**SUPPLIED TEXT:**
◇ ◇ ◇ ◇ ◇ ◇ ◇

Economic Theory

On free speech and free markets


Here’s a stylised version, a little exaggerated for effect, of a type of debate I have had many times with market-sceptical, interventionist conservatives:

Them: “The state should control the price of ice cream.”

Me:       “That’s a bad idea. It would cause shortages of ice cream.”

Them: “Well, yes, in your simplistic, Econ101 textbook world. What people like you, with your narrowly economistic view of the world, don’t understand is that real life is infinitely more complex than that. It rarely conforms to such reductionist abstract modelling.”

Me:       “I’m pretty sure it does in this case.”

Them: “You see, the freedom of market participants is not absolute. Never has been. Never will be. There’s no such thing as completely “free” market. It’s pie-in-the-sky.”

Me:       “Maybe so, but ice cream vendors should still have the freedom to set their own prices.”

Them: “Markets don’t exist in a vacuum. They exist in a very particular cultural and legal context, shaped by real, living, breathing human beings.”

Me:       “Yes. And within that very particular cultural and legal context, we should have market prices for ice cream.”

Them: “You think of people as utility-maximising automatons. As calculating cyborgs. Real people, in the real world, are not like that. You need a richer, more nuanced and multi-faceted understanding of human nature, in all its wonderful and contradictory complexity.”

Me:       “And how does that lead you to state-controlled ice cream prices?”

Them: “Do you think there should be market prices for places on a lifeboat, on a sinking ship? Would you abolish the Olympic games, and just replace them with an auction where people bid for medals?”

Me:       “No. But I would have market prices for ice cream.”

Them: “You assume perfectly rational, omniscient beings. Have you ever met anyone who is remotely like that? I bet even you don’t always conform to that theory yourself, Mr Economist!”

Me:       “I don’t. But neither would your People’s Ice Cream Commissar.”

Them:  “Markets aren’t always perfect, you know. Market failure is real. You might want to look it up.”

Me:       “Sure, but how does this market fail? And how does your solution fix that?”

Them:  “You just don’t get it, do you? Look, the real world, complexity, nuance, balance…”

 

What is the logical error that this hypothetical-yet-not-entirely-made-up person is committing?

They are jumping from the highly abstract and general to the ultra-specific, without anything in between, and without linking the two. More precisely, they are jumping from highfaluting rhetoric about potential limitations of markets to justifying one very particular anti-market intervention. But their conclusion does not follow from their premises. Yes, markets are not perfect, and economists don’t have the answer to everything. That is trivially true. But it does not follow that this specific market is failing, let alone that this specific intervention is the solution.

Market-sceptical conservatives often feel intellectually superior to free-market liberals. That is because the like to argue with a hypothetical free-market liberal who lives in their minds: someone who has memorised a standard economics textbook, takes every line in it at face value, and thinks there is nothing else to know about the world. This leads them to believe that defending free markets is automatically narrow-minded, simplistic, and reductionist, and that favouring limitations on free markets automatically makes you a more sophisticated and well-rounded thinker.

◇ ◇ ◇ ◇ ◇ ◇ ◇

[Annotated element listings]

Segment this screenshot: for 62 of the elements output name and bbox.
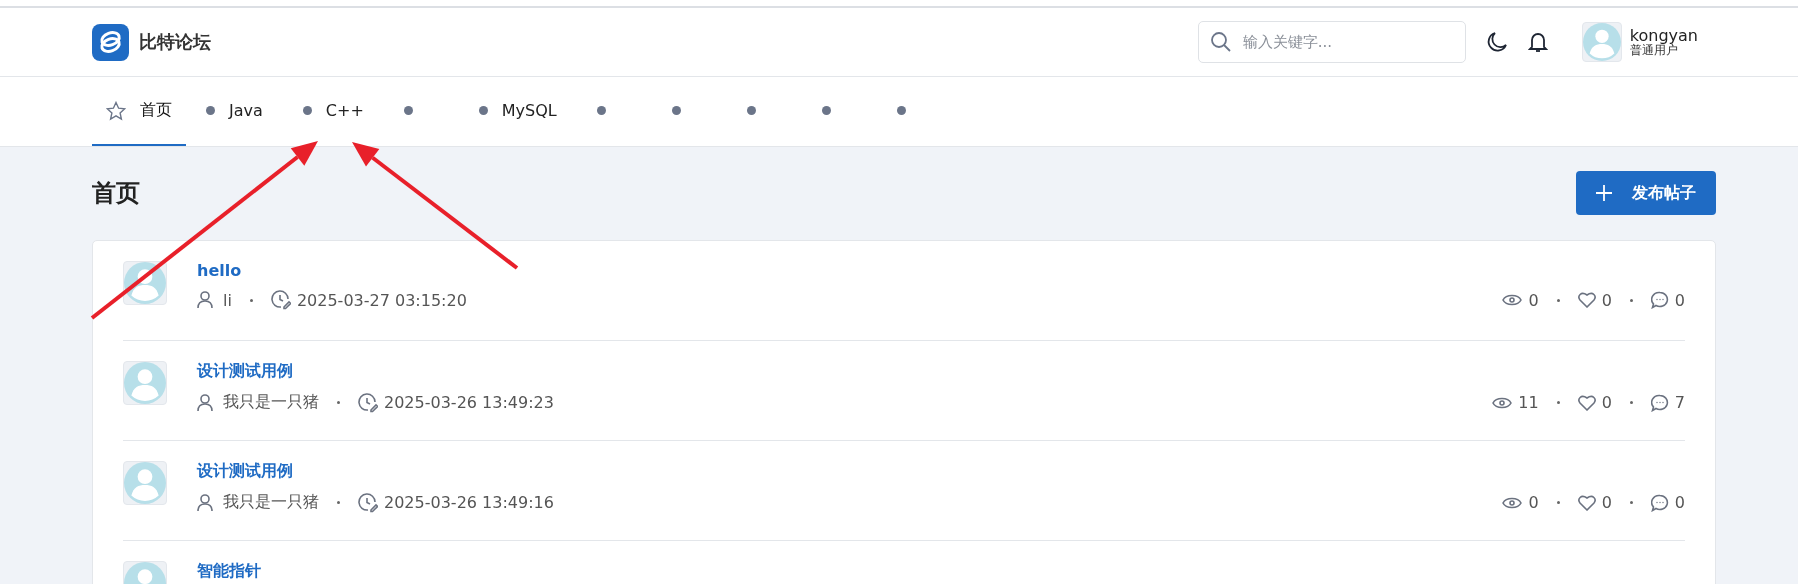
dot-icon	[206, 106, 215, 115]
post-time: 2025-03-26 13:49:23	[384, 393, 554, 412]
dot-icon	[896, 106, 906, 115]
post-time: 2025-03-26 13:49:16	[384, 493, 554, 512]
post-time: 2025-03-27 03:15:20	[296, 290, 467, 310]
nav-tab[interactable]: Java	[192, 77, 277, 146]
nav-tab[interactable]: C++	[288, 77, 378, 146]
post-author: li	[223, 290, 232, 310]
dot-icon	[821, 106, 831, 115]
view-count: 0	[1528, 493, 1539, 512]
dark-mode-button[interactable]	[1485, 31, 1508, 53]
clock-icon	[358, 492, 378, 513]
like-count: 0	[1601, 290, 1612, 310]
post-title[interactable]: hello	[197, 261, 1685, 280]
dot-icon	[302, 106, 312, 115]
nav-tab[interactable]: MySQL	[464, 77, 571, 146]
dot-icon	[596, 106, 606, 115]
notification-button[interactable]	[1527, 31, 1548, 53]
reply-count: 0	[1674, 290, 1685, 310]
post-title[interactable]: 设计测试用例	[197, 361, 1685, 382]
user-avatar[interactable]	[1581, 22, 1622, 62]
dot-icon	[746, 106, 756, 115]
heart-icon	[1577, 494, 1596, 511]
clock-icon	[358, 392, 378, 413]
clock-icon	[270, 290, 291, 310]
user-icon	[197, 291, 213, 309]
comment-icon	[1650, 493, 1669, 512]
comment-icon	[1650, 393, 1669, 412]
post-author: 我只是一只猪	[223, 492, 319, 513]
author-avatar	[123, 461, 167, 505]
user-role: 普通用户	[1629, 44, 1678, 58]
user-icon	[197, 493, 213, 512]
eye-icon	[1502, 293, 1523, 307]
post-title[interactable]: 智能指针	[197, 561, 1685, 582]
comment-icon	[1650, 291, 1669, 309]
user-name: kongyan	[1629, 26, 1698, 45]
site-name: 比特论坛	[139, 30, 211, 54]
nav-tab[interactable]: 首页	[92, 77, 186, 146]
reply-count: 0	[1674, 493, 1685, 512]
heart-icon	[1577, 394, 1596, 411]
dot-icon	[403, 106, 413, 115]
author-avatar	[123, 361, 167, 405]
dot-icon	[671, 106, 681, 115]
search-icon	[1209, 31, 1232, 53]
eye-icon	[1492, 395, 1513, 410]
reply-count: 7	[1674, 393, 1685, 412]
like-count: 0	[1601, 393, 1612, 412]
post-author: 我只是一只猪	[223, 392, 319, 413]
dot-icon	[478, 106, 488, 115]
plus-icon	[1596, 185, 1612, 201]
like-count: 0	[1601, 493, 1612, 512]
heart-icon	[1577, 292, 1596, 308]
view-count: 0	[1528, 290, 1539, 310]
new-post-button[interactable]: 发布帖子	[1576, 171, 1716, 215]
search-field[interactable]: 输入关键字...	[1197, 21, 1466, 63]
view-count: 11	[1518, 393, 1539, 412]
eye-icon	[1502, 495, 1523, 510]
logo-icon	[92, 23, 129, 61]
post-title[interactable]: 设计测试用例	[197, 461, 1685, 482]
page-title: 首页	[92, 178, 140, 209]
user-icon	[197, 393, 213, 412]
star-icon	[106, 100, 126, 121]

◇ ◇ ◇ ◇ ◇ ◇ ◇

**AIM OF THE EXERCISE:**
Retype the passage from the free-market debate text above, starting at "What is the" and ending at "is the solution.".

**WRITTEN SOLUTION:**
What is the logical error that this hypothetical-yet-not-entirely-made-up person is committing?

They are jumping from the highly abstract and general to the ultra-specific, without anything in between, and without linking the two. More precisely, they are jumping from highfaluting rhetoric about potential limitations of markets to justifying one very particular anti-market intervention. But their conclusion does not follow from their premises. Yes, markets are not perfect, and economists don’t have the answer to everything. That is trivially true. But it does not follow that this specific market is failing, let alone that this specific intervention is the solution.